### Consigne:
Mettez toutes les lignes des enregistrements ci-dessous sous forme de liste numérotée, en omettant les lignes vides.
• • •
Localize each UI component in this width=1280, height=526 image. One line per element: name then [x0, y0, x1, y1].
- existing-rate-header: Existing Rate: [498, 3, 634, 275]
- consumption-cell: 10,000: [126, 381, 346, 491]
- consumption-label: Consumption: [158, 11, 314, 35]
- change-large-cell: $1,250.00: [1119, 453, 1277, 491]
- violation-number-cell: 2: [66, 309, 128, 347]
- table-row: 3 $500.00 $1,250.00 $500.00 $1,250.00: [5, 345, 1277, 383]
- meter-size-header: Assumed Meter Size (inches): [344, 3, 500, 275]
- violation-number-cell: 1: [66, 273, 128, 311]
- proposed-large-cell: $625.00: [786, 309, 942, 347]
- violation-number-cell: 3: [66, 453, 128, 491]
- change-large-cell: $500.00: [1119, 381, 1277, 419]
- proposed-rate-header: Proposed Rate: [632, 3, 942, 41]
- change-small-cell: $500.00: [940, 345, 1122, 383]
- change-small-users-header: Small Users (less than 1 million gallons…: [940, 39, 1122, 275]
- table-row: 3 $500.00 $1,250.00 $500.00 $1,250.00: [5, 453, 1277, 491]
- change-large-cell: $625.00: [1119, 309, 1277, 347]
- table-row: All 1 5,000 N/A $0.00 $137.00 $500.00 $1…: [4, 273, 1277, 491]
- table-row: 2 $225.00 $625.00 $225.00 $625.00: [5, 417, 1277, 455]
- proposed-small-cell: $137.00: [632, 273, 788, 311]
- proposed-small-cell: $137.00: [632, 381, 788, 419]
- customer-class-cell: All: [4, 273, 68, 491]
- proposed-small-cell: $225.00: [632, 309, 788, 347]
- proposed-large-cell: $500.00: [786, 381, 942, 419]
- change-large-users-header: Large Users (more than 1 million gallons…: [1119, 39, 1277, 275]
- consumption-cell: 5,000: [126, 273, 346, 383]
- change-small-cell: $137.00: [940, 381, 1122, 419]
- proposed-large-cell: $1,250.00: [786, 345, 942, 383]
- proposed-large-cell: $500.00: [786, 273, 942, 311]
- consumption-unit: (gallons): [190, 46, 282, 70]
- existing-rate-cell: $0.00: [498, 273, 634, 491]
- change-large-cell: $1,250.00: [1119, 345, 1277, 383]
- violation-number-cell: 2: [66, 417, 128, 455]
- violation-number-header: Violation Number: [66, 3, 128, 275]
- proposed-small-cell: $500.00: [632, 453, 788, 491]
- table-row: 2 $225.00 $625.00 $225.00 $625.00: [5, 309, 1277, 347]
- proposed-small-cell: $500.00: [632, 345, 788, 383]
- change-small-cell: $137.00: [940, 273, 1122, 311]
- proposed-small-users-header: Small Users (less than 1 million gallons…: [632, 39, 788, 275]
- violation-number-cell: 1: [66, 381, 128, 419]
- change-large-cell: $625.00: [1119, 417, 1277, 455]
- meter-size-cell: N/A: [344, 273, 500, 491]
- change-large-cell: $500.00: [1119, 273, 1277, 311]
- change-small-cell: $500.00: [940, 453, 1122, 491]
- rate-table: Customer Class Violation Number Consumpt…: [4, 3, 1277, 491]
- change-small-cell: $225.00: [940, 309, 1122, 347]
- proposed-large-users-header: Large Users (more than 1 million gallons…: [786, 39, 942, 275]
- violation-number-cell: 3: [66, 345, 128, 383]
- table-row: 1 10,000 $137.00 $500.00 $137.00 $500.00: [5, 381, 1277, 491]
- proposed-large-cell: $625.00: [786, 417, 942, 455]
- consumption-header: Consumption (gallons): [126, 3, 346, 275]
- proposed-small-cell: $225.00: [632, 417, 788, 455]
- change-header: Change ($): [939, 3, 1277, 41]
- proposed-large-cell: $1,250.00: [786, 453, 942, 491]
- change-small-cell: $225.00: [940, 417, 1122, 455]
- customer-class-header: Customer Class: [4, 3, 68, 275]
• • •
### Réponse:
1. Localize each UI component in this width=1280, height=526 image. One line per element: name then [x0, y0, x1, y1].
2. - existing-rate-header: Existing Rate: [498, 3, 634, 275]
3. - consumption-cell: 10,000: [126, 381, 346, 491]
4. - consumption-label: Consumption: [158, 11, 314, 35]
5. - change-large-cell: $1,250.00: [1119, 453, 1277, 491]
6. - violation-number-cell: 2: [66, 309, 128, 347]
7. - table-row: 3 $500.00 $1,250.00 $500.00 $1,250.00: [5, 345, 1277, 383]
8. - meter-size-header: Assumed Meter Size (inches): [344, 3, 500, 275]
9. - violation-number-cell: 1: [66, 273, 128, 311]
10. - proposed-large-cell: $625.00: [786, 309, 942, 347]
11. - violation-number-cell: 3: [66, 453, 128, 491]
12. - change-large-cell: $500.00: [1119, 381, 1277, 419]
13. - proposed-rate-header: Proposed Rate: [632, 3, 942, 41]
14. - change-small-cell: $500.00: [940, 345, 1122, 383]
15. - change-small-users-header: Small Users (less than 1 million gallons…: [940, 39, 1122, 275]
16. - table-row: 3 $500.00 $1,250.00 $500.00 $1,250.00: [5, 453, 1277, 491]
17. - change-large-cell: $625.00: [1119, 309, 1277, 347]
18. - table-row: All 1 5,000 N/A $0.00 $137.00 $500.00 $1…: [4, 273, 1277, 491]
19. - table-row: 2 $225.00 $625.00 $225.00 $625.00: [5, 417, 1277, 455]
20. - proposed-small-cell: $137.00: [632, 273, 788, 311]
21. - proposed-small-cell: $137.00: [632, 381, 788, 419]
22. - customer-class-cell: All: [4, 273, 68, 491]
23. - proposed-small-cell: $225.00: [632, 309, 788, 347]
24. - proposed-large-cell: $500.00: [786, 381, 942, 419]
25. - change-large-users-header: Large Users (more than 1 million gallons…: [1119, 39, 1277, 275]
26. - consumption-cell: 5,000: [126, 273, 346, 383]
27. - change-small-cell: $137.00: [940, 381, 1122, 419]
28. - proposed-large-cell: $1,250.00: [786, 345, 942, 383]
29. - proposed-large-cell: $500.00: [786, 273, 942, 311]
30. - consumption-unit: (gallons): [190, 46, 282, 70]
31. - existing-rate-cell: $0.00: [498, 273, 634, 491]
32. - change-large-cell: $1,250.00: [1119, 345, 1277, 383]
33. - violation-number-cell: 2: [66, 417, 128, 455]
34. - violation-number-header: Violation Number: [66, 3, 128, 275]
35. - proposed-small-cell: $500.00: [632, 453, 788, 491]
36. - table-row: 2 $225.00 $625.00 $225.00 $625.00: [5, 309, 1277, 347]
37. - proposed-small-cell: $500.00: [632, 345, 788, 383]
38. - change-small-cell: $137.00: [940, 273, 1122, 311]
39. - proposed-small-users-header: Small Users (less than 1 million gallons…: [632, 39, 788, 275]
40. - violation-number-cell: 1: [66, 381, 128, 419]
41. - change-large-cell: $625.00: [1119, 417, 1277, 455]
42. - meter-size-cell: N/A: [344, 273, 500, 491]
43. - change-large-cell: $500.00: [1119, 273, 1277, 311]
44. - change-small-cell: $500.00: [940, 453, 1122, 491]
45. - rate-table: Customer Class Violation Number Consumpt…: [4, 3, 1277, 491]
46. - change-small-cell: $225.00: [940, 309, 1122, 347]
47. - proposed-large-users-header: Large Users (more than 1 million gallons…: [786, 39, 942, 275]
48. - violation-number-cell: 3: [66, 345, 128, 383]
49. - table-row: 1 10,000 $137.00 $500.00 $137.00 $500.00: [5, 381, 1277, 491]
50. - proposed-large-cell: $625.00: [786, 417, 942, 455]
51. - consumption-header: Consumption (gallons): [126, 3, 346, 275]
52. - proposed-small-cell: $225.00: [632, 417, 788, 455]
53. - change-header: Change ($): [939, 3, 1277, 41]
54. - proposed-large-cell: $1,250.00: [786, 453, 942, 491]
55. - change-small-cell: $225.00: [940, 417, 1122, 455]
56. - customer-class-header: Customer Class: [4, 3, 68, 275]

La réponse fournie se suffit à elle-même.